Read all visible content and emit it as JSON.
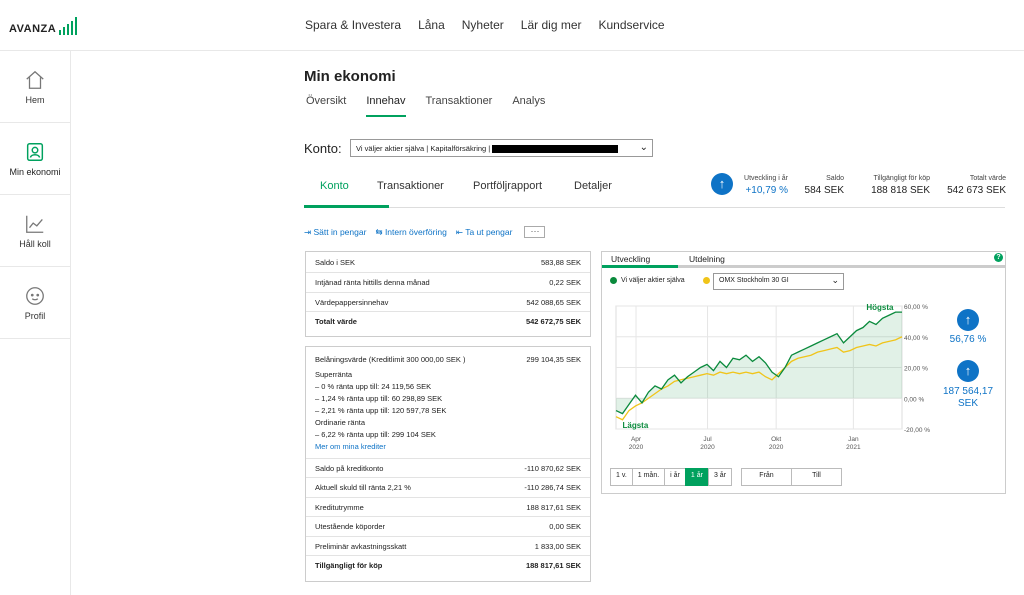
{
  "brand": {
    "name": "AVANZA",
    "accent": "#00a15e",
    "blue": "#0e73c6"
  },
  "topnav": [
    "Spara & Investera",
    "Låna",
    "Nyheter",
    "Lär dig mer",
    "Kundservice"
  ],
  "sidebar": [
    {
      "label": "Hem",
      "icon": "home-icon"
    },
    {
      "label": "Min ekonomi",
      "icon": "person-icon"
    },
    {
      "label": "Håll koll",
      "icon": "chart-icon"
    },
    {
      "label": "Profil",
      "icon": "face-icon"
    }
  ],
  "page": {
    "title": "Min ekonomi",
    "tabs": [
      "Översikt",
      "Innehav",
      "Transaktioner",
      "Analys"
    ],
    "active_tab": "Innehav"
  },
  "konto": {
    "label": "Konto:",
    "selected": "Vi väljer aktier själva | Kapitalförsäkring |"
  },
  "subtabs": [
    "Konto",
    "Transaktioner",
    "Portföljrapport",
    "Detaljer"
  ],
  "stats": {
    "utveckling_label": "Utveckling i år",
    "utveckling_value": "+10,79 %",
    "saldo_label": "Saldo",
    "saldo_value": "584 SEK",
    "tillg_label": "Tillgängligt för köp",
    "tillg_value": "188 818 SEK",
    "total_label": "Totalt värde",
    "total_value": "542 673 SEK"
  },
  "actions": [
    "Sätt in pengar",
    "Intern överföring",
    "Ta ut pengar",
    "···"
  ],
  "summary": [
    {
      "label": "Saldo i SEK",
      "value": "583,88 SEK"
    },
    {
      "label": "Intjänad ränta hittills denna månad",
      "value": "0,22 SEK"
    },
    {
      "label": "Värdepappersinnehav",
      "value": "542 088,65 SEK"
    },
    {
      "label": "Totalt värde",
      "value": "542 672,75 SEK"
    }
  ],
  "credit": {
    "belaning_label": "Belåningsvärde (Kreditlimit 300 000,00 SEK )",
    "belaning_value": "299 104,35 SEK",
    "lines": [
      "Superränta",
      "– 0 % ränta upp till: 24 119,56 SEK",
      "– 1,24 % ränta upp till: 60 298,89 SEK",
      "– 2,21 % ränta upp till: 120 597,78 SEK",
      "Ordinarie ränta",
      "– 6,22 % ränta upp till: 299 104 SEK"
    ],
    "link": "Mer om mina krediter",
    "rows": [
      {
        "label": "Saldo på kreditkonto",
        "value": "-110 870,62 SEK"
      },
      {
        "label": "Aktuell skuld till ränta 2,21 %",
        "value": "-110 286,74 SEK"
      },
      {
        "label": "Kreditutrymme",
        "value": "188 817,61 SEK"
      },
      {
        "label": "Utestående köporder",
        "value": "0,00 SEK"
      },
      {
        "label": "Preliminär avkastningsskatt",
        "value": "1 833,00 SEK"
      },
      {
        "label": "Tillgängligt för köp",
        "value": "188 817,61 SEK"
      }
    ]
  },
  "chart_tabs": [
    "Utveckling",
    "Utdelning"
  ],
  "chart_help": "?",
  "legend": {
    "series1": "Vi väljer aktier själva",
    "series2": "OMX Stockholm 30 GI"
  },
  "chart_data": {
    "type": "line",
    "x_ticks": [
      "Apr\n2020",
      "Jul\n2020",
      "Okt\n2020",
      "Jan\n2021"
    ],
    "y_ticks": [
      "60,00 %",
      "40,00 %",
      "20,00 %",
      "0,00 %",
      "-20,00 %"
    ],
    "ylim": [
      -20,
      60
    ],
    "high_label": "Högsta",
    "low_label": "Lägsta",
    "series": [
      {
        "name": "Vi väljer aktier själva",
        "color": "#0a8a3c",
        "values": [
          -8,
          -10,
          -4,
          2,
          -3,
          4,
          8,
          6,
          12,
          15,
          10,
          14,
          17,
          20,
          22,
          18,
          24,
          20,
          26,
          25,
          28,
          24,
          27,
          23,
          17,
          14,
          20,
          28,
          30,
          32,
          34,
          36,
          38,
          40,
          42,
          36,
          40,
          44,
          46,
          50,
          48,
          52,
          54,
          56,
          56
        ]
      },
      {
        "name": "OMX Stockholm 30 GI",
        "color": "#f0c419",
        "values": [
          -12,
          -14,
          -8,
          -5,
          -3,
          0,
          3,
          6,
          8,
          11,
          12,
          13,
          14,
          15,
          16,
          15,
          17,
          16,
          17,
          16,
          17,
          16,
          17,
          14,
          12,
          16,
          20,
          24,
          26,
          27,
          28,
          30,
          31,
          32,
          33,
          30,
          31,
          33,
          34,
          35,
          34,
          36,
          37,
          38,
          40
        ]
      }
    ]
  },
  "chart_side": {
    "pct": "56,76 %",
    "amount": "187 564,17",
    "unit": "SEK"
  },
  "periods": [
    "1 v.",
    "1 mån.",
    "i år",
    "1 år",
    "3 år"
  ],
  "active_period": "1 år",
  "range": [
    "Från",
    "Till"
  ]
}
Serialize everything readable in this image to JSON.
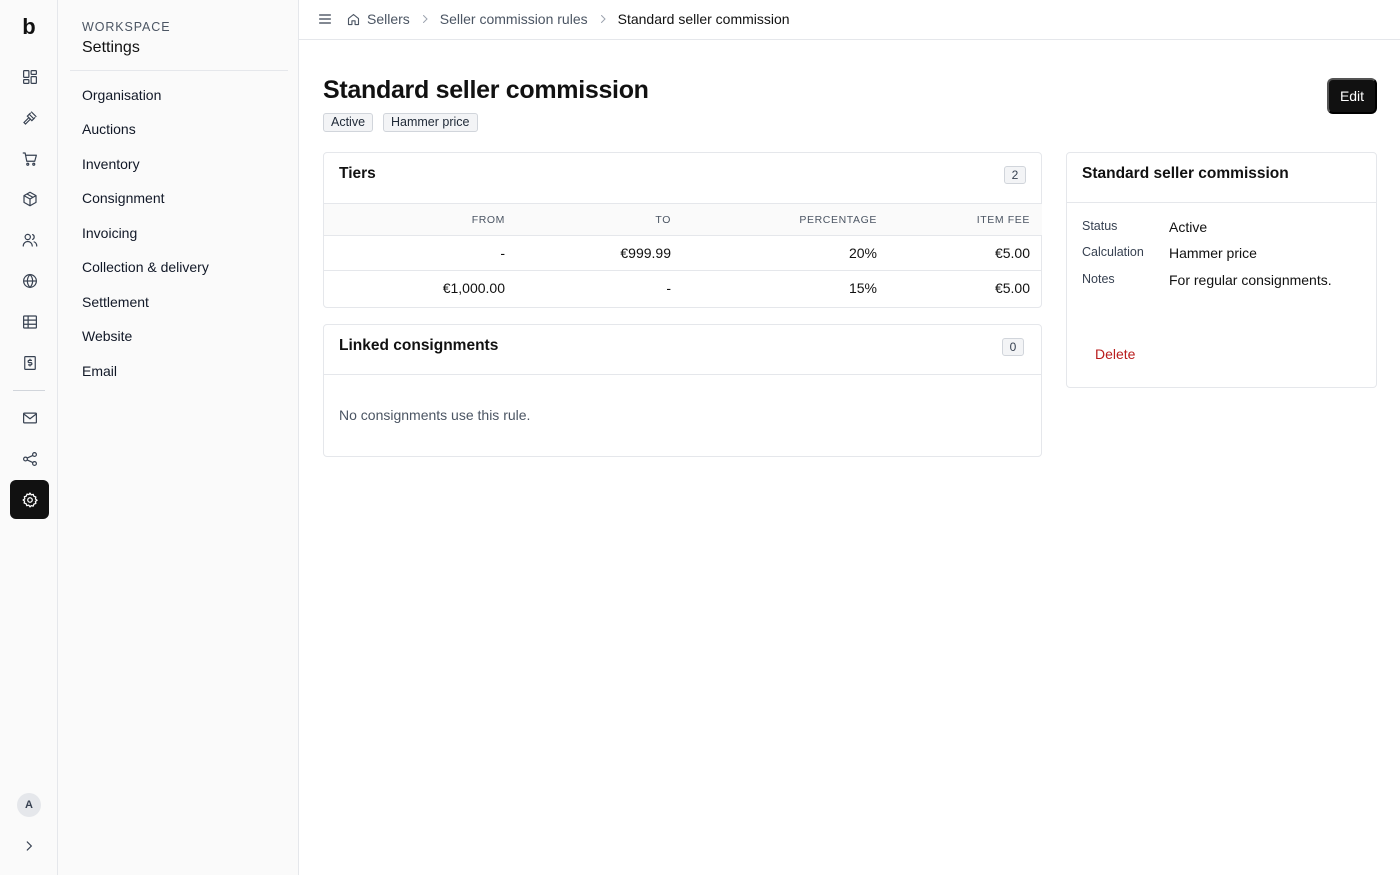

+ + +

▶ Problem:
From the entries above, output every line exactly and omit any image.

▶ The answer:
Read all visible content and emit it as JSON.
{
  "brand": {
    "name": "AVANZA",
    "accent": "#00a15e",
    "blue": "#0e73c6"
  },
  "topnav": [
    "Spara & Investera",
    "Låna",
    "Nyheter",
    "Lär dig mer",
    "Kundservice"
  ],
  "sidebar": [
    {
      "label": "Hem",
      "icon": "home-icon"
    },
    {
      "label": "Min ekonomi",
      "icon": "person-icon"
    },
    {
      "label": "Håll koll",
      "icon": "chart-icon"
    },
    {
      "label": "Profil",
      "icon": "face-icon"
    }
  ],
  "page": {
    "title": "Min ekonomi",
    "tabs": [
      "Översikt",
      "Innehav",
      "Transaktioner",
      "Analys"
    ],
    "active_tab": "Innehav"
  },
  "konto": {
    "label": "Konto:",
    "selected": "Vi väljer aktier själva | Kapitalförsäkring |"
  },
  "subtabs": [
    "Konto",
    "Transaktioner",
    "Portföljrapport",
    "Detaljer"
  ],
  "stats": {
    "utveckling_label": "Utveckling i år",
    "utveckling_value": "+10,79 %",
    "saldo_label": "Saldo",
    "saldo_value": "584 SEK",
    "tillg_label": "Tillgängligt för köp",
    "tillg_value": "188 818 SEK",
    "total_label": "Totalt värde",
    "total_value": "542 673 SEK"
  },
  "actions": [
    "Sätt in pengar",
    "Intern överföring",
    "Ta ut pengar",
    "···"
  ],
  "summary": [
    {
      "label": "Saldo i SEK",
      "value": "583,88 SEK"
    },
    {
      "label": "Intjänad ränta hittills denna månad",
      "value": "0,22 SEK"
    },
    {
      "label": "Värdepappersinnehav",
      "value": "542 088,65 SEK"
    },
    {
      "label": "Totalt värde",
      "value": "542 672,75 SEK"
    }
  ],
  "credit": {
    "belaning_label": "Belåningsvärde (Kreditlimit 300 000,00 SEK )",
    "belaning_value": "299 104,35 SEK",
    "lines": [
      "Superränta",
      "– 0 % ränta upp till: 24 119,56 SEK",
      "– 1,24 % ränta upp till: 60 298,89 SEK",
      "– 2,21 % ränta upp till: 120 597,78 SEK",
      "Ordinarie ränta",
      "– 6,22 % ränta upp till: 299 104 SEK"
    ],
    "link": "Mer om mina krediter",
    "rows": [
      {
        "label": "Saldo på kreditkonto",
        "value": "-110 870,62 SEK"
      },
      {
        "label": "Aktuell skuld till ränta 2,21 %",
        "value": "-110 286,74 SEK"
      },
      {
        "label": "Kreditutrymme",
        "value": "188 817,61 SEK"
      },
      {
        "label": "Utestående köporder",
        "value": "0,00 SEK"
      },
      {
        "label": "Preliminär avkastningsskatt",
        "value": "1 833,00 SEK"
      },
      {
        "label": "Tillgängligt för köp",
        "value": "188 817,61 SEK"
      }
    ]
  },
  "chart_tabs": [
    "Utveckling",
    "Utdelning"
  ],
  "chart_help": "?",
  "legend": {
    "series1": "Vi väljer aktier själva",
    "series2": "OMX Stockholm 30 GI"
  },
  "chart_data": {
    "type": "line",
    "x_ticks": [
      "Apr\n2020",
      "Jul\n2020",
      "Okt\n2020",
      "Jan\n2021"
    ],
    "y_ticks": [
      "60,00 %",
      "40,00 %",
      "20,00 %",
      "0,00 %",
      "-20,00 %"
    ],
    "ylim": [
      -20,
      60
    ],
    "high_label": "Högsta",
    "low_label": "Lägsta",
    "series": [
      {
        "name": "Vi väljer aktier själva",
        "color": "#0a8a3c",
        "values": [
          -8,
          -10,
          -4,
          2,
          -3,
          4,
          8,
          6,
          12,
          15,
          10,
          14,
          17,
          20,
          22,
          18,
          24,
          20,
          26,
          25,
          28,
          24,
          27,
          23,
          17,
          14,
          20,
          28,
          30,
          32,
          34,
          36,
          38,
          40,
          42,
          36,
          40,
          44,
          46,
          50,
          48,
          52,
          54,
          56,
          56
        ]
      },
      {
        "name": "OMX Stockholm 30 GI",
        "color": "#f0c419",
        "values": [
          -12,
          -14,
          -8,
          -5,
          -3,
          0,
          3,
          6,
          8,
          11,
          12,
          13,
          14,
          15,
          16,
          15,
          17,
          16,
          17,
          16,
          17,
          16,
          17,
          14,
          12,
          16,
          20,
          24,
          26,
          27,
          28,
          30,
          31,
          32,
          33,
          30,
          31,
          33,
          34,
          35,
          34,
          36,
          37,
          38,
          40
        ]
      }
    ]
  },
  "chart_side": {
    "pct": "56,76 %",
    "amount": "187 564,17",
    "unit": "SEK"
  },
  "periods": [
    "1 v.",
    "1 mån.",
    "i år",
    "1 år",
    "3 år"
  ],
  "active_period": "1 år",
  "range": [
    "Från",
    "Till"
  ]
}
Serialize everything readable in this image to JSON.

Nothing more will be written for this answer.